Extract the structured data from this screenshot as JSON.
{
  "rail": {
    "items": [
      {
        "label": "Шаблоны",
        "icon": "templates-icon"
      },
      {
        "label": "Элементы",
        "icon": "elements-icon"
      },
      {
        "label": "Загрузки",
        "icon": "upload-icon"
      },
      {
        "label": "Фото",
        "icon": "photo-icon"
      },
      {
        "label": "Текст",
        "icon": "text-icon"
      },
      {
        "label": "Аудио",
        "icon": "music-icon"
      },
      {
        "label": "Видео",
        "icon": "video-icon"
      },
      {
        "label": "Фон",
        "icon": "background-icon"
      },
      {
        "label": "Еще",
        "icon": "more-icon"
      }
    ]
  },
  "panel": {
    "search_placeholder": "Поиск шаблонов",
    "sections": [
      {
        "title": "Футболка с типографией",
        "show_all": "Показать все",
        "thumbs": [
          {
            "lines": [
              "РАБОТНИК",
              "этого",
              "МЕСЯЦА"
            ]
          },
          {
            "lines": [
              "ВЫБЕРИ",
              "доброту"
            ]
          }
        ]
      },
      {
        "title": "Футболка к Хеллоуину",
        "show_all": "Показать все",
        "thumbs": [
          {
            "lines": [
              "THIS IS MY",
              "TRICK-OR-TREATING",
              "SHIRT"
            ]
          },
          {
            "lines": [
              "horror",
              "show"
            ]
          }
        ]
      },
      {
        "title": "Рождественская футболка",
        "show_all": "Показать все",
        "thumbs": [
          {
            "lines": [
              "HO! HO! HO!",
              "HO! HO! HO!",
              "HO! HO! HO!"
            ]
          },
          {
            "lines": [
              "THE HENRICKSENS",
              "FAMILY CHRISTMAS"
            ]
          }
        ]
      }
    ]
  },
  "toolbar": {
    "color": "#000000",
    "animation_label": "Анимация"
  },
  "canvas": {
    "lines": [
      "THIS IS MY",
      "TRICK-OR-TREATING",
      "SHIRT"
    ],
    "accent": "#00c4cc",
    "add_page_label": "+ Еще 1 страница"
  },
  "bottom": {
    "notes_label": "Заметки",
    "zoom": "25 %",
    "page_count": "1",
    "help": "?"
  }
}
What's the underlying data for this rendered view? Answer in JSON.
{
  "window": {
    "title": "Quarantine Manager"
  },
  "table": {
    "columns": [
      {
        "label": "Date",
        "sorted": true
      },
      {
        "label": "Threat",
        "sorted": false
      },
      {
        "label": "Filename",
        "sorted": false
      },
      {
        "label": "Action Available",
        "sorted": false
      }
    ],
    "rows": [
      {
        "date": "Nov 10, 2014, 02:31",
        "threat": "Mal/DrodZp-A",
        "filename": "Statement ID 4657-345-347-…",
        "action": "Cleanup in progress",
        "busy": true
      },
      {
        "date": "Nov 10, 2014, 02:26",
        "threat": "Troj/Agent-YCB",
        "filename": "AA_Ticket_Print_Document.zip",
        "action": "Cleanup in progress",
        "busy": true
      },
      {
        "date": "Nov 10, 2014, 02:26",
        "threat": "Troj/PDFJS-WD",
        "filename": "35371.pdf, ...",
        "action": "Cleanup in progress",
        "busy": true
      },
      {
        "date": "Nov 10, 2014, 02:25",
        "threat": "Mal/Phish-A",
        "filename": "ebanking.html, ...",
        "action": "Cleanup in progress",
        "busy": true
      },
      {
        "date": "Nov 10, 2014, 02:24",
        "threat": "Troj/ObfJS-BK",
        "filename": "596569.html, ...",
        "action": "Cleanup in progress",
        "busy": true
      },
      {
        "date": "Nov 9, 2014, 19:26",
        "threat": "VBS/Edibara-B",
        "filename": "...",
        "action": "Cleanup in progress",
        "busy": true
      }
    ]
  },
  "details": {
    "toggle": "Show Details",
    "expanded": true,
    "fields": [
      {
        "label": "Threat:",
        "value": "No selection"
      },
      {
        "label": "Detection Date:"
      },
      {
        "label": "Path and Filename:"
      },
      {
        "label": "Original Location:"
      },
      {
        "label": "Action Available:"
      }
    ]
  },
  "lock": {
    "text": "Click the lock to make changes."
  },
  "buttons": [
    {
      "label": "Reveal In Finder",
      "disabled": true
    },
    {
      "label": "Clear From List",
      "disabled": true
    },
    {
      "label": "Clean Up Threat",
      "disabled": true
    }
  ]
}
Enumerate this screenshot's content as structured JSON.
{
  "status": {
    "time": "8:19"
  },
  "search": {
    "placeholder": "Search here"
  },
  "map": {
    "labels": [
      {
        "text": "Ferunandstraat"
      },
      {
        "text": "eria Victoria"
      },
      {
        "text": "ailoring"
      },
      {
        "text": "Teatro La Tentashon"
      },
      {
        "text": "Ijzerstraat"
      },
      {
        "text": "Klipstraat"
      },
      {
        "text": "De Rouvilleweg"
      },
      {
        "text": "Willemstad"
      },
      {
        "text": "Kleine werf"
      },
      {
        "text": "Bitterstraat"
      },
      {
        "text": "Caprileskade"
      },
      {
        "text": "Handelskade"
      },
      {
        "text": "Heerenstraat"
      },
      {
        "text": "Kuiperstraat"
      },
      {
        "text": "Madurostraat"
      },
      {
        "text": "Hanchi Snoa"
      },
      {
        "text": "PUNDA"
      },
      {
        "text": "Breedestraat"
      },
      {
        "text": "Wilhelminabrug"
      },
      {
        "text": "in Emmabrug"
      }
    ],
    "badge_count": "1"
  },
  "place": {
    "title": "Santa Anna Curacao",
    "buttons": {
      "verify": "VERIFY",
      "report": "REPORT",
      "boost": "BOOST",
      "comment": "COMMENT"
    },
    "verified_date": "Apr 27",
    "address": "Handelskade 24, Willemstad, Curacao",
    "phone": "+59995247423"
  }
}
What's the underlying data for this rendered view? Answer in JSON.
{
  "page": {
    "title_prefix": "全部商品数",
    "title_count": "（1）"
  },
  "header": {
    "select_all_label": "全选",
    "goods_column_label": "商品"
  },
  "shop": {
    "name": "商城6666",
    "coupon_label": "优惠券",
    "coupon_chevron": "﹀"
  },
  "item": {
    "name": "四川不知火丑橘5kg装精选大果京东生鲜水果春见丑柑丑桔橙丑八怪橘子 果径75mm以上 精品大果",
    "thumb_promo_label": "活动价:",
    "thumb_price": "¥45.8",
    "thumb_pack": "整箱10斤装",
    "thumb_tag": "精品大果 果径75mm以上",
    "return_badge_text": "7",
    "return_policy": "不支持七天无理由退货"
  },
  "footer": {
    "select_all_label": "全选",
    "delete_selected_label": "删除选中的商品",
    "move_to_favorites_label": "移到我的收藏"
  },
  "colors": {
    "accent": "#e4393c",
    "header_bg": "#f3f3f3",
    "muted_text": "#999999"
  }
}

________________

**Task objective**
Only a number is wanted: how many lines contain the word "Willemstad"?

**Answer for this exercise**
2